- Written task
Take each line containing "will" and report it exactly as written.

Stored records
═══
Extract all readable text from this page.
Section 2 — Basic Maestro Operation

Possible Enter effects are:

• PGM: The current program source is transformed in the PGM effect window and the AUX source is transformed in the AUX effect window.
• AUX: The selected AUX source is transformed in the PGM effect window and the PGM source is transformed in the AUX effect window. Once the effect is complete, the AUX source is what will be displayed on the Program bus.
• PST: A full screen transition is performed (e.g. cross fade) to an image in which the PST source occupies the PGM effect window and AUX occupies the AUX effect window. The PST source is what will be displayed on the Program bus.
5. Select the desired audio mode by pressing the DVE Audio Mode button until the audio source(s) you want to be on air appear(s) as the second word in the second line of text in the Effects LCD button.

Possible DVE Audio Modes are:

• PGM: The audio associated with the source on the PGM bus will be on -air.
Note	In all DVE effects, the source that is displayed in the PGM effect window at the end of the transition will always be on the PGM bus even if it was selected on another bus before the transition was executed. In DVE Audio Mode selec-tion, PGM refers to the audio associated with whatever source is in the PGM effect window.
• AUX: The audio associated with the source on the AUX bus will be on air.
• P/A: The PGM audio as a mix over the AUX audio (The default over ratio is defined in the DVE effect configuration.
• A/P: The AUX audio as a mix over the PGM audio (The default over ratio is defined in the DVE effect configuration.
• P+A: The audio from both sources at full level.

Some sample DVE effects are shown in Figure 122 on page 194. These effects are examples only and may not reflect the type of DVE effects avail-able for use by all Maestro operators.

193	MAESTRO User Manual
═══
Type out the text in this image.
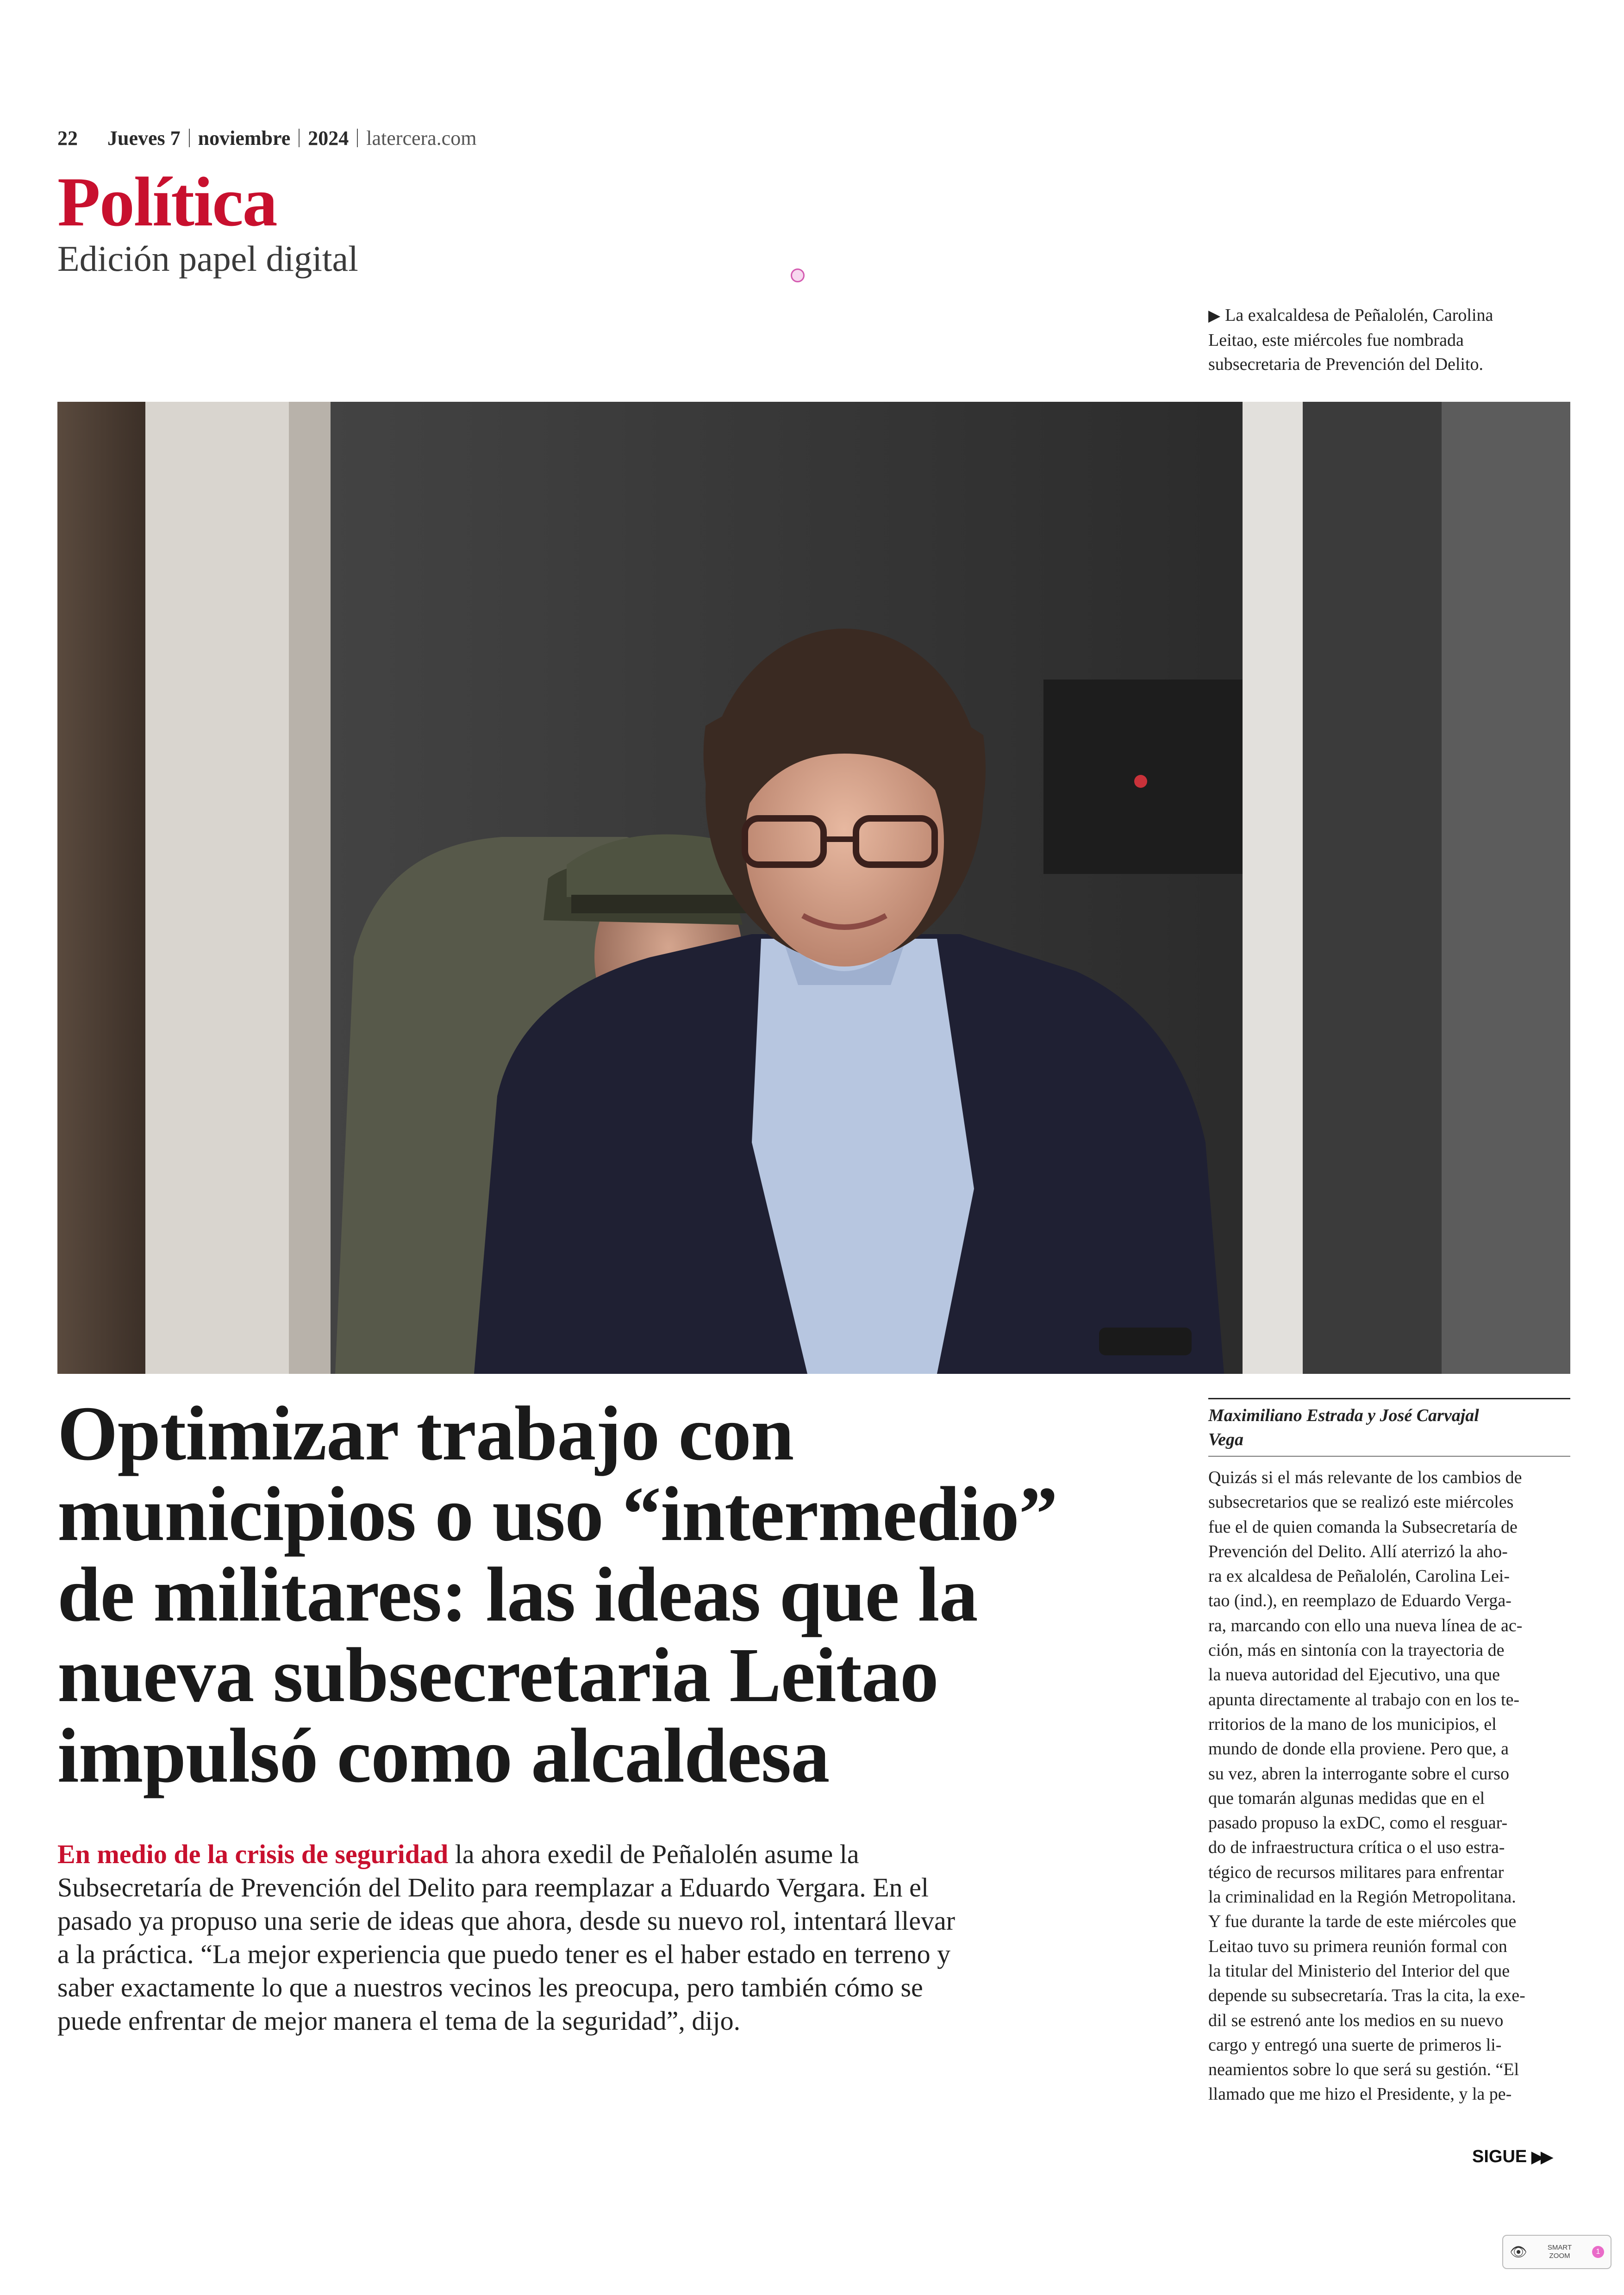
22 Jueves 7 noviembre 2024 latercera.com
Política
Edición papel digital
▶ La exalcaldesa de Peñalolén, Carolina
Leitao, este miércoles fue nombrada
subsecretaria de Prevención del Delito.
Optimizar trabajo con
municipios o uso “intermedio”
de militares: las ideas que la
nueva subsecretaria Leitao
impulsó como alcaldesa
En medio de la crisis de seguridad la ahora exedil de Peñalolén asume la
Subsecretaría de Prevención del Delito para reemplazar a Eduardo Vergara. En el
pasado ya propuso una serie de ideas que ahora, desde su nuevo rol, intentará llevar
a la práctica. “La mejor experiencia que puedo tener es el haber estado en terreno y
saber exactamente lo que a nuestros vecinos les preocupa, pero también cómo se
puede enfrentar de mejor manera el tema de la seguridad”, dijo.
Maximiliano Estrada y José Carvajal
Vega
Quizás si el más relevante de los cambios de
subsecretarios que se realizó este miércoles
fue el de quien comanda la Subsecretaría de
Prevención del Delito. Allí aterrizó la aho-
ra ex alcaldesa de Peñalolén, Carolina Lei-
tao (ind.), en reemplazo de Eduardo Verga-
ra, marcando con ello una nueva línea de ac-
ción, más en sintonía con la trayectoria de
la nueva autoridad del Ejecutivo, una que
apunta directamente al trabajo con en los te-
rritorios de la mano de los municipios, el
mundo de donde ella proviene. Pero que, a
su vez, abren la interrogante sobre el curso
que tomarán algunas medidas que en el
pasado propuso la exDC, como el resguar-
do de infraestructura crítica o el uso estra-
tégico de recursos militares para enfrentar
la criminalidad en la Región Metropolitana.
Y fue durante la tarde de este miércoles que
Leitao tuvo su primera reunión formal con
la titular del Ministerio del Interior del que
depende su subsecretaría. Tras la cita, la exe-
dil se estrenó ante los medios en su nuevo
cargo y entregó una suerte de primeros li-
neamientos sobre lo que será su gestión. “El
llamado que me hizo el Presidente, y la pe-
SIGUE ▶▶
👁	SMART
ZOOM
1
═══
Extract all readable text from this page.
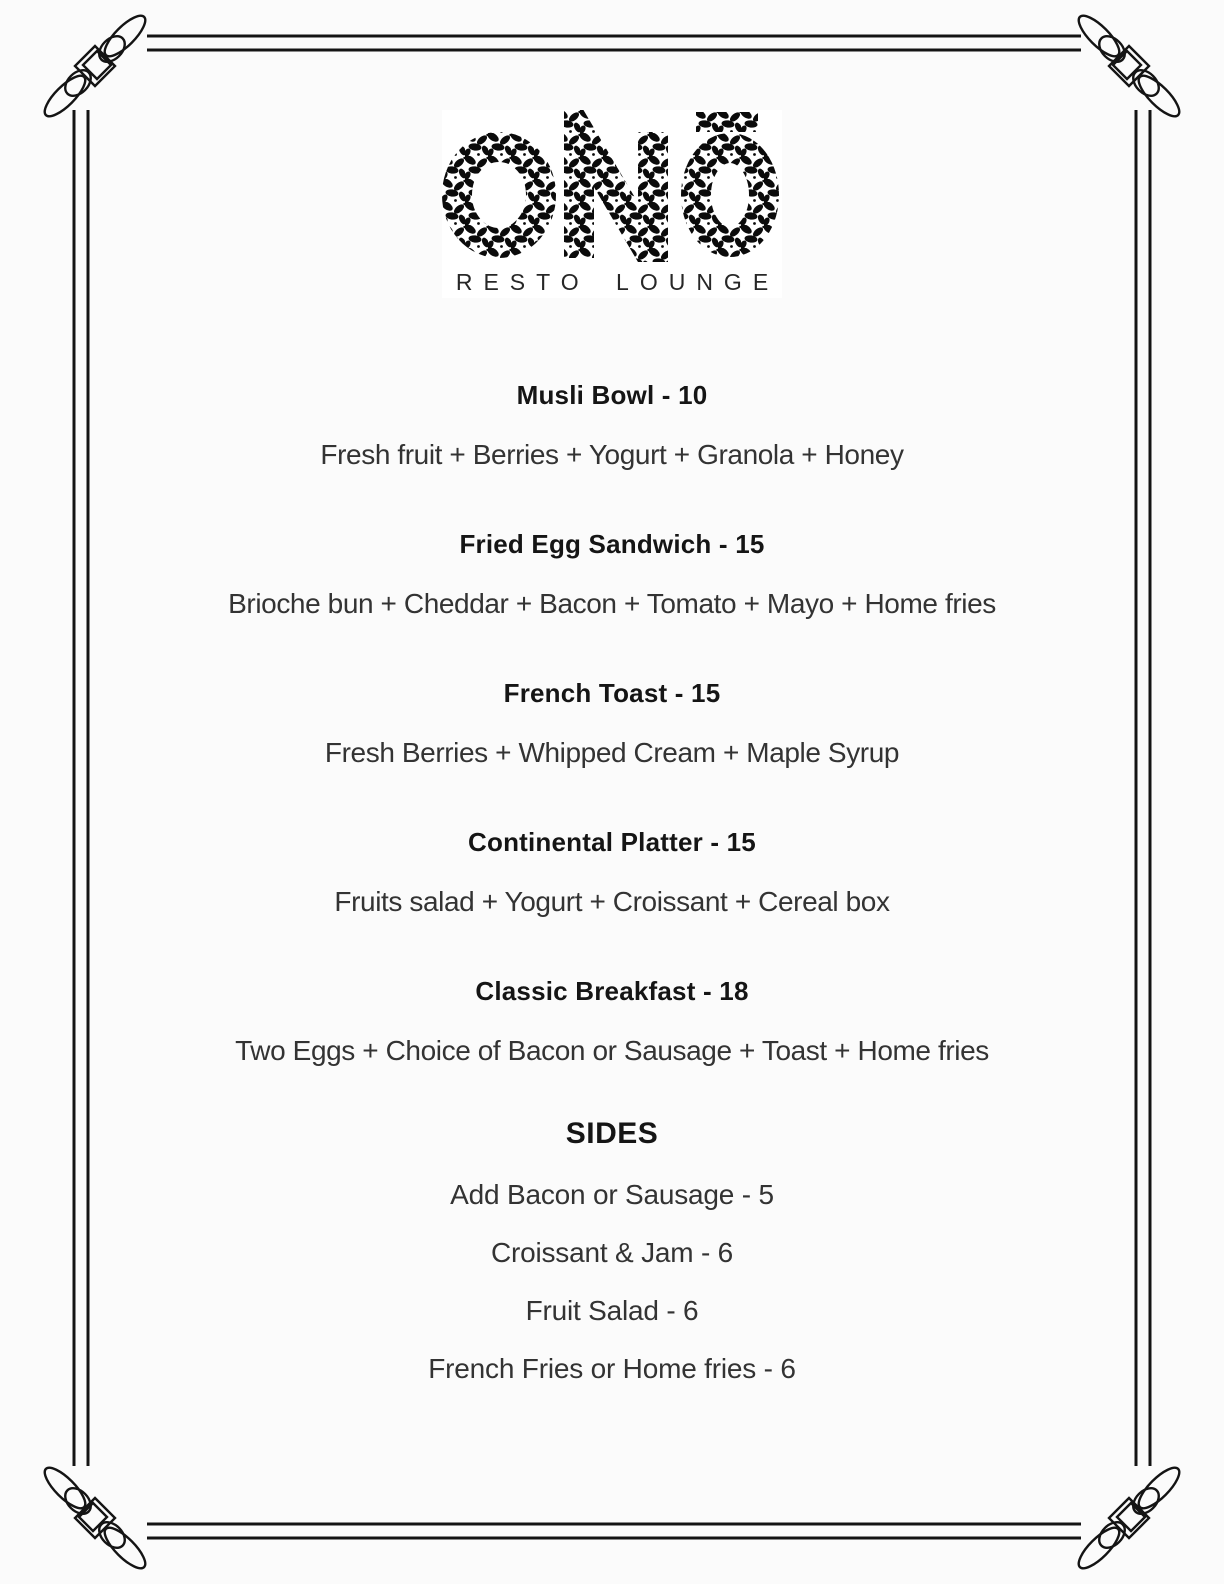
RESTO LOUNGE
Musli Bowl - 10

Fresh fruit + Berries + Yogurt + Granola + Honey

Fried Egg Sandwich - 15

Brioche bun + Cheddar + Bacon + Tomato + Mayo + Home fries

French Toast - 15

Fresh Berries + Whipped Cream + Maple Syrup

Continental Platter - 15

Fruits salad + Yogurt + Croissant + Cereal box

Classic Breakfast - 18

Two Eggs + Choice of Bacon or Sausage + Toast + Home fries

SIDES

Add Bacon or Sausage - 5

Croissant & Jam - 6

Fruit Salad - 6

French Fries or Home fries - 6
═══
- Solution for this problem
• AUX: The selected AUX source is transformed in the PGM effect window and the PGM source is transformed in the AUX effect window. Once the effect is complete, the AUX source is what will be displayed on the Program bus.
• PST: A full screen transition is performed (e.g. cross fade) to an image in which the PST source occupies the PGM effect window and AUX occupies the AUX effect window. The PST source is what will be displayed on the Program bus.
• PGM: The audio associated with the source on the PGM bus will be on -air.
Note	In all DVE effects, the source that is displayed in the PGM effect window at the end of the transition will always be on the PGM bus even if it was selected on another bus before the transition was executed. In DVE Audio Mode selec-tion, PGM refers to the audio associated with whatever source is in the PGM effect window.
• AUX: The audio associated with the source on the AUX bus will be on air.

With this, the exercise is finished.